▶ _Problem statement_
Extract the entries in their exact form.
──────── Records provided ────────
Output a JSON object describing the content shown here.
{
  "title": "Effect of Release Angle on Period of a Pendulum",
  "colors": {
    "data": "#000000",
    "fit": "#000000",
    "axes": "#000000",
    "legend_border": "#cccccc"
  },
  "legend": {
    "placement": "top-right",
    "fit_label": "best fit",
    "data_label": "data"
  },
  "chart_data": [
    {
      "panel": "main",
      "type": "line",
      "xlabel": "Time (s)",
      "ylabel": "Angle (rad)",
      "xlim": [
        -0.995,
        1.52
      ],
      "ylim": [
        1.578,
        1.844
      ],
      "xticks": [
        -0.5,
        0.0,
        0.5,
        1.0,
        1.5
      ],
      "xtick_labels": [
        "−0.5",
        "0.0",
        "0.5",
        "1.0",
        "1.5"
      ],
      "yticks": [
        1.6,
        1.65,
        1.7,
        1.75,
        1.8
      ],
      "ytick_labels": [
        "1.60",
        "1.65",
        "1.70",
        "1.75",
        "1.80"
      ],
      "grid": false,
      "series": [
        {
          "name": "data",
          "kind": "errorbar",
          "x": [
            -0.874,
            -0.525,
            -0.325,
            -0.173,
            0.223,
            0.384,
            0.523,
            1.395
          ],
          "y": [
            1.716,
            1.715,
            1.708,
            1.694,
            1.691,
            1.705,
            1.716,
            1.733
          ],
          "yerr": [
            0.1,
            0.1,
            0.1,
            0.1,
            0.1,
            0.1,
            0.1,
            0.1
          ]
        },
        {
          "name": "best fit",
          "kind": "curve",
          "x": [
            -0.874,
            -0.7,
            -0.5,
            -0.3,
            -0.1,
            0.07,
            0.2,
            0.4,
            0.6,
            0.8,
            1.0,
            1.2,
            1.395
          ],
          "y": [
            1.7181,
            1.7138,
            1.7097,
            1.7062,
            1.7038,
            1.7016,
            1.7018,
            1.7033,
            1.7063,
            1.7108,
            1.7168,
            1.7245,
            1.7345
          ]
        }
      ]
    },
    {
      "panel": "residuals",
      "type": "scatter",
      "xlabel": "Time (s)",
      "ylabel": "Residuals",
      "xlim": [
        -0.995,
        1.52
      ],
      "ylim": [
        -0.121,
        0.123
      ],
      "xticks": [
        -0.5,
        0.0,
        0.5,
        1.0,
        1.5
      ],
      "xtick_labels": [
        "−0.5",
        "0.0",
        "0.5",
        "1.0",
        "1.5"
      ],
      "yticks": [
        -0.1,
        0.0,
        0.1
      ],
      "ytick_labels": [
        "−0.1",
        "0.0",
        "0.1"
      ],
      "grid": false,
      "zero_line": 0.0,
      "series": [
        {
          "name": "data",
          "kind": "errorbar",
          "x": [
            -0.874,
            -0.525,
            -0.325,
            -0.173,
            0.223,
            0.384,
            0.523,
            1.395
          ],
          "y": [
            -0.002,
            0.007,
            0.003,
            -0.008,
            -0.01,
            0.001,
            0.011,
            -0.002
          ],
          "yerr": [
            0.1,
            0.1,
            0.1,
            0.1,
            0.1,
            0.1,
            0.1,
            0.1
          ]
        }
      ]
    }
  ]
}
────────
▶ _Full response_
Output a JSON object describing the content shown here.
{
  "title": "Effect of Release Angle on Period of a Pendulum",
  "colors": {
    "data": "#000000",
    "fit": "#000000",
    "axes": "#000000",
    "legend_border": "#cccccc"
  },
  "legend": {
    "placement": "top-right",
    "fit_label": "best fit",
    "data_label": "data"
  },
  "chart_data": [
    {
      "panel": "main",
      "type": "line",
      "xlabel": "Time (s)",
      "ylabel": "Angle (rad)",
      "xlim": [
        -0.995,
        1.52
      ],
      "ylim": [
        1.578,
        1.844
      ],
      "xticks": [
        -0.5,
        0.0,
        0.5,
        1.0,
        1.5
      ],
      "xtick_labels": [
        "−0.5",
        "0.0",
        "0.5",
        "1.0",
        "1.5"
      ],
      "yticks": [
        1.6,
        1.65,
        1.7,
        1.75,
        1.8
      ],
      "ytick_labels": [
        "1.60",
        "1.65",
        "1.70",
        "1.75",
        "1.80"
      ],
      "grid": false,
      "series": [
        {
          "name": "data",
          "kind": "errorbar",
          "x": [
            -0.874,
            -0.525,
            -0.325,
            -0.173,
            0.223,
            0.384,
            0.523,
            1.395
          ],
          "y": [
            1.716,
            1.715,
            1.708,
            1.694,
            1.691,
            1.705,
            1.716,
            1.733
          ],
          "yerr": [
            0.1,
            0.1,
            0.1,
            0.1,
            0.1,
            0.1,
            0.1,
            0.1
          ]
        },
        {
          "name": "best fit",
          "kind": "curve",
          "x": [
            -0.874,
            -0.7,
            -0.5,
            -0.3,
            -0.1,
            0.07,
            0.2,
            0.4,
            0.6,
            0.8,
            1.0,
            1.2,
            1.395
          ],
          "y": [
            1.7181,
            1.7138,
            1.7097,
            1.7062,
            1.7038,
            1.7016,
            1.7018,
            1.7033,
            1.7063,
            1.7108,
            1.7168,
            1.7245,
            1.7345
          ]
        }
      ]
    },
    {
      "panel": "residuals",
      "type": "scatter",
      "xlabel": "Time (s)",
      "ylabel": "Residuals",
      "xlim": [
        -0.995,
        1.52
      ],
      "ylim": [
        -0.121,
        0.123
      ],
      "xticks": [
        -0.5,
        0.0,
        0.5,
        1.0,
        1.5
      ],
      "xtick_labels": [
        "−0.5",
        "0.0",
        "0.5",
        "1.0",
        "1.5"
      ],
      "yticks": [
        -0.1,
        0.0,
        0.1
      ],
      "ytick_labels": [
        "−0.1",
        "0.0",
        "0.1"
      ],
      "grid": false,
      "zero_line": 0.0,
      "series": [
        {
          "name": "data",
          "kind": "errorbar",
          "x": [
            -0.874,
            -0.525,
            -0.325,
            -0.173,
            0.223,
            0.384,
            0.523,
            1.395
          ],
          "y": [
            -0.002,
            0.007,
            0.003,
            -0.008,
            -0.01,
            0.001,
            0.011,
            -0.002
          ],
          "yerr": [
            0.1,
            0.1,
            0.1,
            0.1,
            0.1,
            0.1,
            0.1,
            0.1
          ]
        }
      ]
    }
  ]
}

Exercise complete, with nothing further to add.